-- Start of Material to process --

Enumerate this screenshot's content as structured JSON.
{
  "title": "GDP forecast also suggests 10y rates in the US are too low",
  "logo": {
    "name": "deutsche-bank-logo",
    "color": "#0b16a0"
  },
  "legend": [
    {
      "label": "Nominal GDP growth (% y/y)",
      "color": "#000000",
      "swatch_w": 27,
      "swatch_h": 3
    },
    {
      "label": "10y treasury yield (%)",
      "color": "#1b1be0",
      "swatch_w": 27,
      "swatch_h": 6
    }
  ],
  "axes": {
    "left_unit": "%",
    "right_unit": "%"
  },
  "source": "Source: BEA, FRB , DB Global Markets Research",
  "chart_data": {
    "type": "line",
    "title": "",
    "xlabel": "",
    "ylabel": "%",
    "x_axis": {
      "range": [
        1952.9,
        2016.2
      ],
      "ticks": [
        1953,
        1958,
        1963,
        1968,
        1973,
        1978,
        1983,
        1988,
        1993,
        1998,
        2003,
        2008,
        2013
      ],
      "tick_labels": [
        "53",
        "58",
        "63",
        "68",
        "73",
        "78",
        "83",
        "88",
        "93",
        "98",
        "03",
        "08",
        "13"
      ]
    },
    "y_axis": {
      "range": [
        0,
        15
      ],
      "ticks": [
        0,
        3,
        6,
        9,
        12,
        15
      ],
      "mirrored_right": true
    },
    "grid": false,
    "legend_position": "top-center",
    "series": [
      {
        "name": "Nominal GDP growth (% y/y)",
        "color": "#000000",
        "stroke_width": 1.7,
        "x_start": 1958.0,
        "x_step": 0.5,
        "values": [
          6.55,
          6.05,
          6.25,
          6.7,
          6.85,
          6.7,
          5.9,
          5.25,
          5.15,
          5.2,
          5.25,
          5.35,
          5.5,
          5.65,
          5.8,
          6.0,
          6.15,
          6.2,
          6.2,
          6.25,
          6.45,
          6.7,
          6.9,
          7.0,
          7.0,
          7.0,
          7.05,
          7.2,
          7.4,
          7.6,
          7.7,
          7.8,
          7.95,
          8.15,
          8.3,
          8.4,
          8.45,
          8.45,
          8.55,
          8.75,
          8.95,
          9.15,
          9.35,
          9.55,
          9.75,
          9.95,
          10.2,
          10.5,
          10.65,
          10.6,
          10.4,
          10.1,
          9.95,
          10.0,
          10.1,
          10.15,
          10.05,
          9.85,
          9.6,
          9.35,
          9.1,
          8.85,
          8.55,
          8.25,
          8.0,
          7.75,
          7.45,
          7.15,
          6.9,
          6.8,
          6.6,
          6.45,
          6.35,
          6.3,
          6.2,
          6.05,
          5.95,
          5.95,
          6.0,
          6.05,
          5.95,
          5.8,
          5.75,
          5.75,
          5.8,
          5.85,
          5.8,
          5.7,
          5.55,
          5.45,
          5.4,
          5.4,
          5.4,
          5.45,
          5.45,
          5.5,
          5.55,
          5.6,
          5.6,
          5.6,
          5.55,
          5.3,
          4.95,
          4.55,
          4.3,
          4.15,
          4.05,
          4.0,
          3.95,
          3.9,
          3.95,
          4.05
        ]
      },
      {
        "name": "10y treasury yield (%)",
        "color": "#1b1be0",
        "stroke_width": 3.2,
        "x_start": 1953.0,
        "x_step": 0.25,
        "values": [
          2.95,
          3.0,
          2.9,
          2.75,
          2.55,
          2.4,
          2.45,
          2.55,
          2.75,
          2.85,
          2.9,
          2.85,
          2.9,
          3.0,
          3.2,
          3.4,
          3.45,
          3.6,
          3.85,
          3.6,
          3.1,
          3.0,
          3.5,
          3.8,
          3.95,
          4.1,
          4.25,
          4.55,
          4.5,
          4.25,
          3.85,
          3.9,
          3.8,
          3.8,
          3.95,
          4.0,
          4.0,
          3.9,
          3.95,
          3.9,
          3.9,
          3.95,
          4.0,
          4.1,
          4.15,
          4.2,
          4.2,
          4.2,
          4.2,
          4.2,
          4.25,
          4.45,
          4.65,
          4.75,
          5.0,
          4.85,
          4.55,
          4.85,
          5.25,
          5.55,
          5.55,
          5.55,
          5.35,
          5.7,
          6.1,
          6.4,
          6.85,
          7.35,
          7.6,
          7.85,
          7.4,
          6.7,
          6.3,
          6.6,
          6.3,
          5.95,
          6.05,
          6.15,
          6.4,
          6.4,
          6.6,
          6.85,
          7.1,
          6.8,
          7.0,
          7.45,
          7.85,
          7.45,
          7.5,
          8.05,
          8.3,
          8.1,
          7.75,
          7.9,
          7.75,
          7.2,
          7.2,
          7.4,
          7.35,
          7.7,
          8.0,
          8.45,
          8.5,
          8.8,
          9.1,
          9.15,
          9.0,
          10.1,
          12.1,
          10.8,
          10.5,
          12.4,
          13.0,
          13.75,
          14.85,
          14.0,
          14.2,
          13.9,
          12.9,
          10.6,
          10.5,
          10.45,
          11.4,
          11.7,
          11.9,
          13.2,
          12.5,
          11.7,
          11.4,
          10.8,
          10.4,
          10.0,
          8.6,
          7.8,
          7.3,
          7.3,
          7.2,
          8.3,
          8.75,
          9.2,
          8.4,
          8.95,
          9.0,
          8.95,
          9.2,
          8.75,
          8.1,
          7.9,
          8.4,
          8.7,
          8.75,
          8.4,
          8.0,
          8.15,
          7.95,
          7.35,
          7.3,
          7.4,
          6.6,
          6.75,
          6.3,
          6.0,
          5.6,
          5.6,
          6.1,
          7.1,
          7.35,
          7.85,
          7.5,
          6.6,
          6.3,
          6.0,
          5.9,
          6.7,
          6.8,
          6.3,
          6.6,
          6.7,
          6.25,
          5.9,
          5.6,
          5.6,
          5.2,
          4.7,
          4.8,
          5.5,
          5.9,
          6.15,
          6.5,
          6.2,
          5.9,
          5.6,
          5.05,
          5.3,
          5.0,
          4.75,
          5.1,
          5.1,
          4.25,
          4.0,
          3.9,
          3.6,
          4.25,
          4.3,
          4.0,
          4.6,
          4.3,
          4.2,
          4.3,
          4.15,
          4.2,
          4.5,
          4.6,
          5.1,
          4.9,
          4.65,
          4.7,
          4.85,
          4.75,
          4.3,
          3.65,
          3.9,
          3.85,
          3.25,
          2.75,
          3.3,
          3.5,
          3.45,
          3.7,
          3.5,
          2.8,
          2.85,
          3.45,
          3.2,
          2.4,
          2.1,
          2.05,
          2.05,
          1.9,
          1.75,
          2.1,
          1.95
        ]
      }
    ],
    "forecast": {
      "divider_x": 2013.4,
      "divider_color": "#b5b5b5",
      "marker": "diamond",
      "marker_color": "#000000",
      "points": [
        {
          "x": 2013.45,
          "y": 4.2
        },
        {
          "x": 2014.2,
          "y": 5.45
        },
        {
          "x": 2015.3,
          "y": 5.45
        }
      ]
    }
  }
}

-- End of Material to process --
-- Start of Material to process --

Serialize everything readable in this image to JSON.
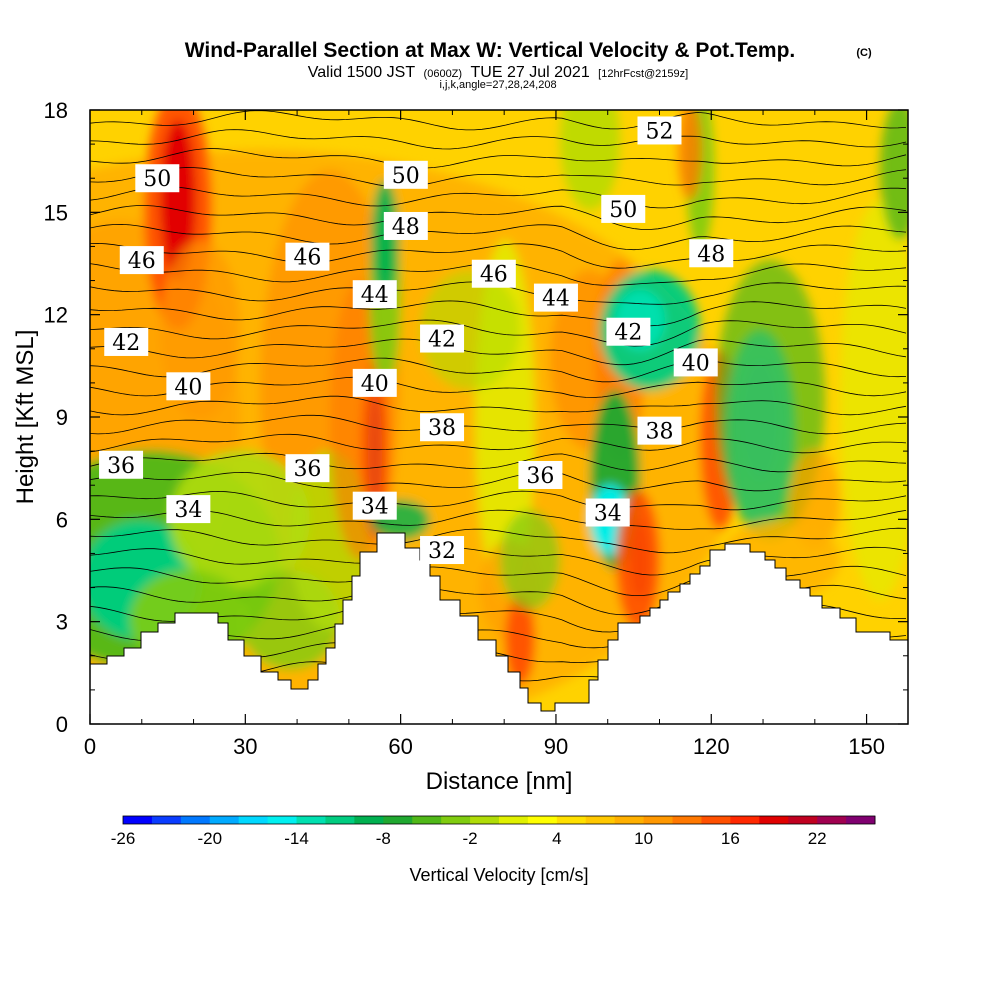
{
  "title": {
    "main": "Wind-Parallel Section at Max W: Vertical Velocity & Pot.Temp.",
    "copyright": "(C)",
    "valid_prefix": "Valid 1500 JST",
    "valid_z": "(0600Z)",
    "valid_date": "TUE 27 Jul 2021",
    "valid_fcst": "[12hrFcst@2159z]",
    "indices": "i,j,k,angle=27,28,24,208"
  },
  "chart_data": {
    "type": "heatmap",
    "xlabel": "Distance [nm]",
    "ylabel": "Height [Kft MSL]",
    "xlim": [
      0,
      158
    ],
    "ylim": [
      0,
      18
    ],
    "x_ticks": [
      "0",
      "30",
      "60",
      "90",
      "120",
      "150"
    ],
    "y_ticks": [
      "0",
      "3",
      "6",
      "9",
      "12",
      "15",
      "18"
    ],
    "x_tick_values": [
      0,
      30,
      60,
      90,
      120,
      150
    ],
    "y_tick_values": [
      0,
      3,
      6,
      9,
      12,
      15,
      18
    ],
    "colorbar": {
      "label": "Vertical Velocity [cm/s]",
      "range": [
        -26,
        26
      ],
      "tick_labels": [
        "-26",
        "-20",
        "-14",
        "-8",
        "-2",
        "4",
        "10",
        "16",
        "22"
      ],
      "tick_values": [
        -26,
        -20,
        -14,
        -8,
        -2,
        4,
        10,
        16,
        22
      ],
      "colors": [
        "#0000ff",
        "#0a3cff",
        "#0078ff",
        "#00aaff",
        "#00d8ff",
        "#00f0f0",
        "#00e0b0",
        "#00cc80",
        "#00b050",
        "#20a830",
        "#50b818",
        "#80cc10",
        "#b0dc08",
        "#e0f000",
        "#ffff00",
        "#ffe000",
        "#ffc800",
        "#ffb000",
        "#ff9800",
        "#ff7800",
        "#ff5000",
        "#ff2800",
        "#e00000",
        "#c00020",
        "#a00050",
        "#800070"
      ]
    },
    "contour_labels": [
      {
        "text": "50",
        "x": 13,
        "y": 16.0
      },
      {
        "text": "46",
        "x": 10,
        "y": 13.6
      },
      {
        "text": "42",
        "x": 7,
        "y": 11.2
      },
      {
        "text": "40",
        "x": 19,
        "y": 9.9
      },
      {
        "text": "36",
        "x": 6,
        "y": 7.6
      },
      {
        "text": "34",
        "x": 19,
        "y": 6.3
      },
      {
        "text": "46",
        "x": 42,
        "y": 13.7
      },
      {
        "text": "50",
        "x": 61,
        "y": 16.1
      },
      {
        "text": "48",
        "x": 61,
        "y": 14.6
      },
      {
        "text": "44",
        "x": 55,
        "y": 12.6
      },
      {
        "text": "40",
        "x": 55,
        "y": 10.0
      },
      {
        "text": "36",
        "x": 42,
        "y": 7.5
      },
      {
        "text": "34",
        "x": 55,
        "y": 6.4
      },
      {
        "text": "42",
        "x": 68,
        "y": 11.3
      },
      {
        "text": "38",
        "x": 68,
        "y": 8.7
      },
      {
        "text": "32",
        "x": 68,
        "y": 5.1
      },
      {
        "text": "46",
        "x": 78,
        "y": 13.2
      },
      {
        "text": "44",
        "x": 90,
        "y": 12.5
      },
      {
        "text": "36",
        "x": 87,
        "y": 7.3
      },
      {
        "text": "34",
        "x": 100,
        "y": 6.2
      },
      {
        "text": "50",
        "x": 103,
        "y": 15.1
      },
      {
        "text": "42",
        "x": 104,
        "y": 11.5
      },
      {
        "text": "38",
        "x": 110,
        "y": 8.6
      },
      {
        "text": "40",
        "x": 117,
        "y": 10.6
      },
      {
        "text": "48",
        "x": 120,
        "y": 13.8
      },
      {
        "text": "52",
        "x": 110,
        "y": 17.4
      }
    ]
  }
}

-- End of Material to process --

Work required:
Determine how many lines in the listing above hold the string "treasury", then write only the number.

The reply:
2